> [SET EXERCISE]
The records that follow need to be output exactly as they are.

> [MATERIAL PROVIDED]

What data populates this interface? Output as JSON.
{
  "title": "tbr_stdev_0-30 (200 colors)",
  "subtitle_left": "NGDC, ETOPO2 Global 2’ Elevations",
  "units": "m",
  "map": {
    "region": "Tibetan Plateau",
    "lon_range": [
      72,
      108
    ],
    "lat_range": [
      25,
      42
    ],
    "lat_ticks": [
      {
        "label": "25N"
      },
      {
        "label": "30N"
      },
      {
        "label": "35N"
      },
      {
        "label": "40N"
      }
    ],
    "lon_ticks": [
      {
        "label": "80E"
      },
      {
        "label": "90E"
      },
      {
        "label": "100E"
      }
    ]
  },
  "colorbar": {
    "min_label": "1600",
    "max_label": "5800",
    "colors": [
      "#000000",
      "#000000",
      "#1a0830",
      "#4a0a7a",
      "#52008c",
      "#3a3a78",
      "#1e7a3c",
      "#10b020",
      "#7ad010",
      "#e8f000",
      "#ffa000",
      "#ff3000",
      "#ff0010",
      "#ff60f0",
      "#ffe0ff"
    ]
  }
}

> [EXERCISE ANSWER]
What data populates this interface? Output as JSON.
{
  "title": "tbr_stdev_0-30 (200 colors)",
  "subtitle_left": "NGDC, ETOPO2 Global 2’ Elevations",
  "units": "m",
  "map": {
    "region": "Tibetan Plateau",
    "lon_range": [
      72,
      108
    ],
    "lat_range": [
      25,
      42
    ],
    "lat_ticks": [
      {
        "label": "25N"
      },
      {
        "label": "30N"
      },
      {
        "label": "35N"
      },
      {
        "label": "40N"
      }
    ],
    "lon_ticks": [
      {
        "label": "80E"
      },
      {
        "label": "90E"
      },
      {
        "label": "100E"
      }
    ]
  },
  "colorbar": {
    "min_label": "1600",
    "max_label": "5800",
    "colors": [
      "#000000",
      "#000000",
      "#1a0830",
      "#4a0a7a",
      "#52008c",
      "#3a3a78",
      "#1e7a3c",
      "#10b020",
      "#7ad010",
      "#e8f000",
      "#ffa000",
      "#ff3000",
      "#ff0010",
      "#ff60f0",
      "#ffe0ff"
    ]
  }
}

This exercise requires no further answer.